--- EXERCISE REQUIREMENTS ---
Copy the records below exactly, leaving out every picture.

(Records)

________

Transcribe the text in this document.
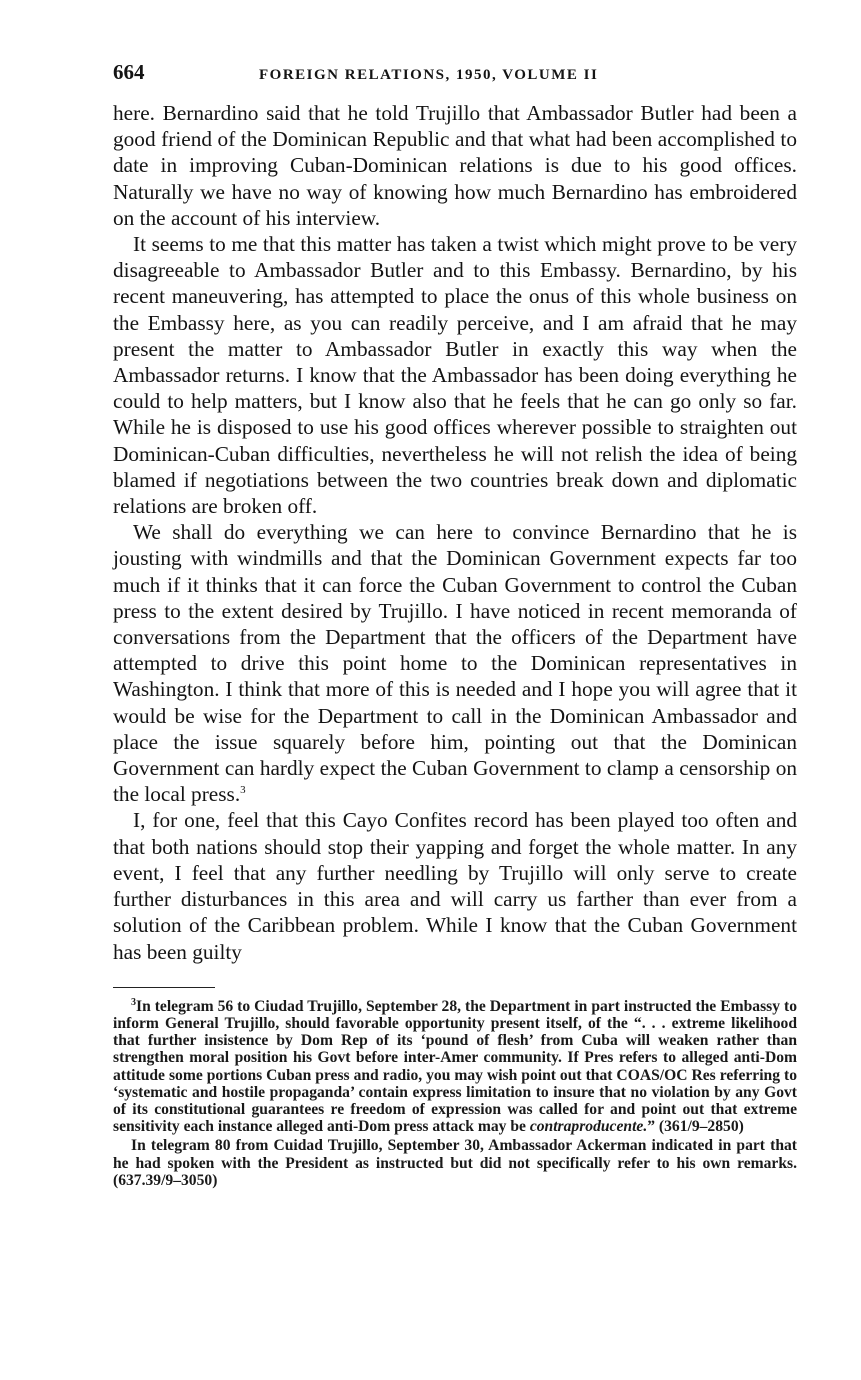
664	FOREIGN RELATIONS, 1950, VOLUME II

here. Bernardino said that he told Trujillo that Ambassador Butler had been a good friend of the Dominican Republic and that what had been accomplished to date in improving Cuban-Dominican relations is due to his good offices. Naturally we have no way of knowing how much Bernardino has embroidered on the account of his interview.

It seems to me that this matter has taken a twist which might prove to be very disagreeable to Ambassador Butler and to this Embassy. Bernardino, by his recent maneuvering, has attempted to place the onus of this whole business on the Embassy here, as you can readily perceive, and I am afraid that he may present the matter to Ambassador Butler in exactly this way when the Ambassador returns. I know that the Ambassador has been doing everything he could to help matters, but I know also that he feels that he can go only so far. While he is disposed to use his good offices wherever possible to straighten out Dominican-Cuban difficulties, nevertheless he will not relish the idea of being blamed if negotiations between the two countries break down and diplomatic relations are broken off.

We shall do everything we can here to convince Bernardino that he is jousting with windmills and that the Dominican Government expects far too much if it thinks that it can force the Cuban Government to control the Cuban press to the extent desired by Trujillo. I have noticed in recent memoranda of conversations from the Department that the officers of the Department have attempted to drive this point home to the Dominican representatives in Washington. I think that more of this is needed and I hope you will agree that it would be wise for the Department to call in the Dominican Ambassador and place the issue squarely before him, pointing out that the Dominican Government can hardly expect the Cuban Government to clamp a censorship on the local press.$^3$

I, for one, feel that this Cayo Confites record has been played too often and that both nations should stop their yapping and forget the whole matter. In any event, I feel that any further needling by Trujillo will only serve to create further disturbances in this area and will carry us farther than ever from a solution of the Caribbean problem. While I know that the Cuban Government has been guilty

$^3$In telegram 56 to Ciudad Trujillo, September 28, the Department in part instructed the Embassy to inform General Trujillo, should favorable opportunity present itself, of the “. . . extreme likelihood that further insistence by Dom Rep of its ‘pound of flesh’ from Cuba will weaken rather than strengthen moral position his Govt before inter-Amer community. If Pres refers to alleged anti-Dom attitude some portions Cuban press and radio, you may wish point out that COAS/OC Res referring to ‘systematic and hostile propaganda’ contain express limitation to insure that no violation by any Govt of its constitutional guarantees re freedom of expression was called for and point out that extreme sensitivity each instance alleged anti-Dom press attack may be contraproducente.” (361/9–2850)

In telegram 80 from Cuidad Trujillo, September 30, Ambassador Ackerman indicated in part that he had spoken with the President as instructed but did not specifically refer to his own remarks. (637.39/9–3050)
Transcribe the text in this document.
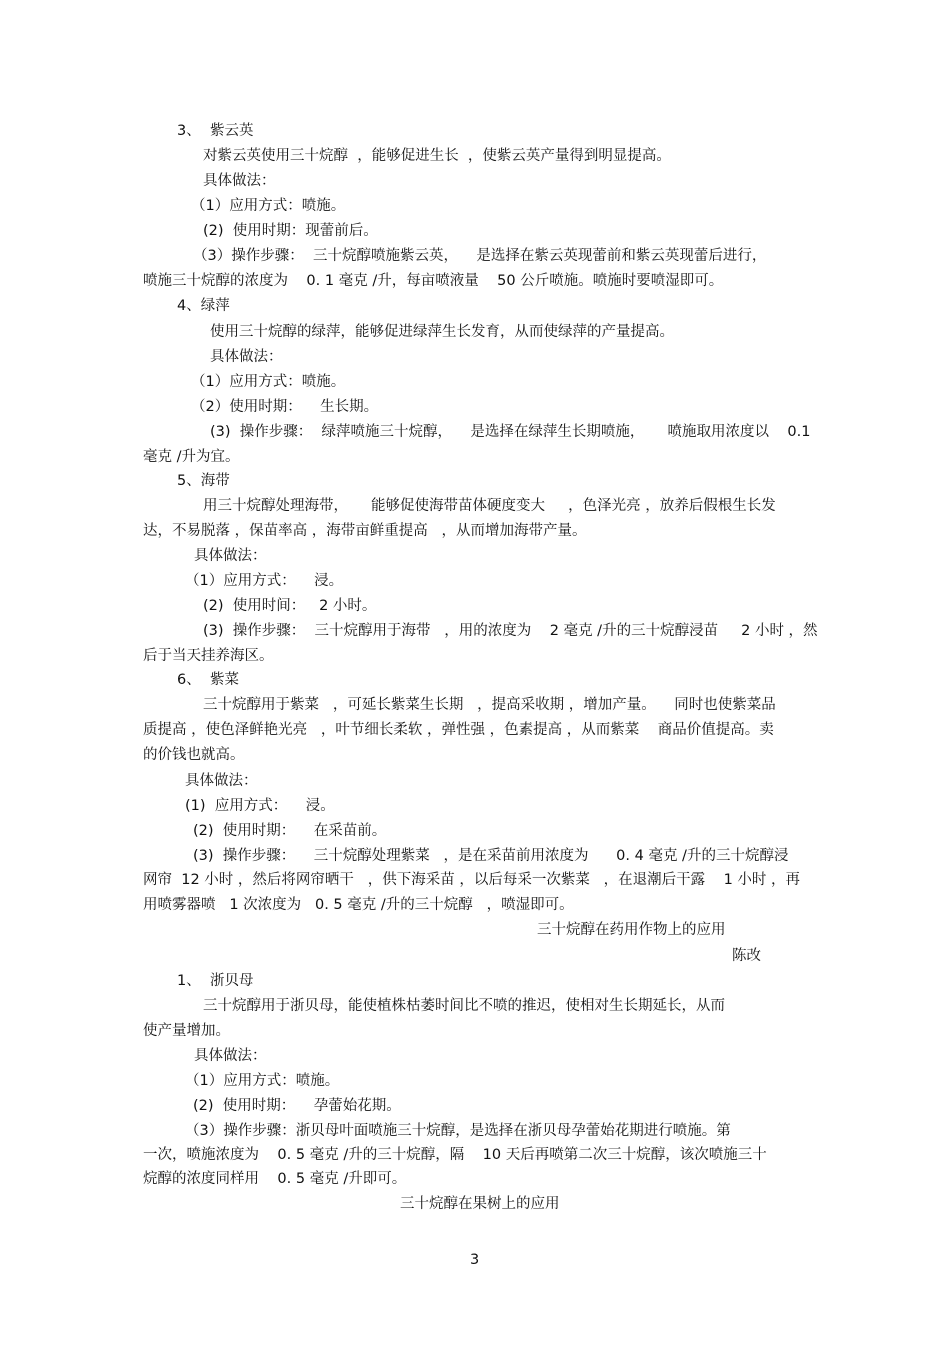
3、  紫云英

对紫云英使用三十烷醇  ，能够促进生长  ，使紫云英产量得到明显提高。

具体做法：

（1）应用方式：喷施。

(2)  使用时期：现蕾前后。

（3）操作步骤：  三十烷醇喷施紫云英，    是选择在紫云英现蕾前和紫云英现蕾后进行，

喷施三十烷醇的浓度为    0. 1 毫克 /升，每亩喷液量    50 公斤喷施。喷施时要喷湿即可。

4、绿萍

使用三十烷醇的绿萍，能够促进绿萍生长发育，从而使绿萍的产量提高。

具体做法：

（1）应用方式：喷施。

（2）使用时期：    生长期。

(3)  操作步骤：  绿萍喷施三十烷醇，    是选择在绿萍生长期喷施，     喷施取用浓度以    0.1

毫克 /升为宜。

5、海带

用三十烷醇处理海带，     能够促使海带苗体硬度变大     ，色泽光亮 ，放养后假根生长发

达，不易脱落 ，保苗率高 ，海带亩鲜重提高   ，从而增加海带产量。

具体做法：

（1）应用方式：    浸。

(2)  使用时间：   2 小时。

(3)  操作步骤：  三十烷醇用于海带   ，用的浓度为    2 毫克 /升的三十烷醇浸苗     2 小时 ，然

后于当天挂养海区。

6、  紫菜

三十烷醇用于紫菜   ，可延长紫菜生长期   ，提高采收期 ，增加产量。    同时也使紫菜品

质提高 ，使色泽鲜艳光亮   ，叶节细长柔软 ，弹性强 ，色素提高 ，从而紫菜    商品价值提高。卖

的价钱也就高。

具体做法：

(1)  应用方式：    浸。

(2)  使用时期：    在采苗前。

(3)  操作步骤：    三十烷醇处理紫菜   ，是在采苗前用浓度为      0. 4 毫克 /升的三十烷醇浸

网帘  12 小时 ，然后将网帘晒干   ，供下海采苗 ，以后每采一次紫菜   ，在退潮后干露    1 小时 ，再

用喷雾器喷   1 次浓度为   0. 5 毫克 /升的三十烷醇   ，喷湿即可。

三十烷醇在药用作物上的应用

陈改

1、  浙贝母

三十烷醇用于浙贝母，能使植株枯萎时间比不喷的推迟，使相对生长期延长，从而

使产量增加。

具体做法：

（1）应用方式：喷施。

(2)  使用时期：    孕蕾始花期。

（3）操作步骤：浙贝母叶面喷施三十烷醇，是选择在浙贝母孕蕾始花期进行喷施。第

一次，喷施浓度为    0. 5 毫克 /升的三十烷醇，隔    10 天后再喷第二次三十烷醇，该次喷施三十

烷醇的浓度同样用    0. 5 毫克 /升即可。

三十烷醇在果树上的应用

3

________

--- WRITTEN RESPONSE ---
Transcribe the text in this document.
664	FOREIGN RELATIONS, 1950, VOLUME II

here. Bernardino said that he told Trujillo that Ambassador Butler had been a good friend of the Dominican Republic and that what had been accomplished to date in improving Cuban-Dominican relations is due to his good offices. Naturally we have no way of knowing how much Bernardino has embroidered on the account of his interview.

It seems to me that this matter has taken a twist which might prove to be very disagreeable to Ambassador Butler and to this Embassy. Bernardino, by his recent maneuvering, has attempted to place the onus of this whole business on the Embassy here, as you can readily perceive, and I am afraid that he may present the matter to Ambassador Butler in exactly this way when the Ambassador returns. I know that the Ambassador has been doing everything he could to help matters, but I know also that he feels that he can go only so far. While he is disposed to use his good offices wherever possible to straighten out Dominican-Cuban difficulties, nevertheless he will not relish the idea of being blamed if negotiations between the two countries break down and diplomatic relations are broken off.

We shall do everything we can here to convince Bernardino that he is jousting with windmills and that the Dominican Government expects far too much if it thinks that it can force the Cuban Government to control the Cuban press to the extent desired by Trujillo. I have noticed in recent memoranda of conversations from the Department that the officers of the Department have attempted to drive this point home to the Dominican representatives in Washington. I think that more of this is needed and I hope you will agree that it would be wise for the Department to call in the Dominican Ambassador and place the issue squarely before him, pointing out that the Dominican Government can hardly expect the Cuban Government to clamp a censorship on the local press.$^3$

I, for one, feel that this Cayo Confites record has been played too often and that both nations should stop their yapping and forget the whole matter. In any event, I feel that any further needling by Trujillo will only serve to create further disturbances in this area and will carry us farther than ever from a solution of the Caribbean problem. While I know that the Cuban Government has been guilty

$^3$In telegram 56 to Ciudad Trujillo, September 28, the Department in part instructed the Embassy to inform General Trujillo, should favorable opportunity present itself, of the “. . . extreme likelihood that further insistence by Dom Rep of its ‘pound of flesh’ from Cuba will weaken rather than strengthen moral position his Govt before inter-Amer community. If Pres refers to alleged anti-Dom attitude some portions Cuban press and radio, you may wish point out that COAS/OC Res referring to ‘systematic and hostile propaganda’ contain express limitation to insure that no violation by any Govt of its constitutional guarantees re freedom of expression was called for and point out that extreme sensitivity each instance alleged anti-Dom press attack may be contraproducente.” (361/9–2850)

In telegram 80 from Cuidad Trujillo, September 30, Ambassador Ackerman indicated in part that he had spoken with the President as instructed but did not specifically refer to his own remarks. (637.39/9–3050)
Transcribe the text in this document.
3、  紫云英

对紫云英使用三十烷醇  ，能够促进生长  ，使紫云英产量得到明显提高。

具体做法：

（1）应用方式：喷施。

(2)  使用时期：现蕾前后。

（3）操作步骤：  三十烷醇喷施紫云英，    是选择在紫云英现蕾前和紫云英现蕾后进行，

喷施三十烷醇的浓度为    0. 1 毫克 /升，每亩喷液量    50 公斤喷施。喷施时要喷湿即可。

4、绿萍

使用三十烷醇的绿萍，能够促进绿萍生长发育，从而使绿萍的产量提高。

具体做法：

（1）应用方式：喷施。

（2）使用时期：    生长期。

(3)  操作步骤：  绿萍喷施三十烷醇，    是选择在绿萍生长期喷施，     喷施取用浓度以    0.1

毫克 /升为宜。

5、海带

用三十烷醇处理海带，     能够促使海带苗体硬度变大     ，色泽光亮 ，放养后假根生长发

达，不易脱落 ，保苗率高 ，海带亩鲜重提高   ，从而增加海带产量。

具体做法：

（1）应用方式：    浸。

(2)  使用时间：   2 小时。

(3)  操作步骤：  三十烷醇用于海带   ，用的浓度为    2 毫克 /升的三十烷醇浸苗     2 小时 ，然

后于当天挂养海区。

6、  紫菜

三十烷醇用于紫菜   ，可延长紫菜生长期   ，提高采收期 ，增加产量。    同时也使紫菜品

质提高 ，使色泽鲜艳光亮   ，叶节细长柔软 ，弹性强 ，色素提高 ，从而紫菜    商品价值提高。卖

的价钱也就高。

具体做法：

(1)  应用方式：    浸。

(2)  使用时期：    在采苗前。

(3)  操作步骤：    三十烷醇处理紫菜   ，是在采苗前用浓度为      0. 4 毫克 /升的三十烷醇浸

网帘  12 小时 ，然后将网帘晒干   ，供下海采苗 ，以后每采一次紫菜   ，在退潮后干露    1 小时 ，再

用喷雾器喷   1 次浓度为   0. 5 毫克 /升的三十烷醇   ，喷湿即可。

三十烷醇在药用作物上的应用

陈改

1、  浙贝母

三十烷醇用于浙贝母，能使植株枯萎时间比不喷的推迟，使相对生长期延长，从而

使产量增加。

具体做法：

（1）应用方式：喷施。

(2)  使用时期：    孕蕾始花期。

（3）操作步骤：浙贝母叶面喷施三十烷醇，是选择在浙贝母孕蕾始花期进行喷施。第

一次，喷施浓度为    0. 5 毫克 /升的三十烷醇，隔    10 天后再喷第二次三十烷醇，该次喷施三十

烷醇的浓度同样用    0. 5 毫克 /升即可。

三十烷醇在果树上的应用

3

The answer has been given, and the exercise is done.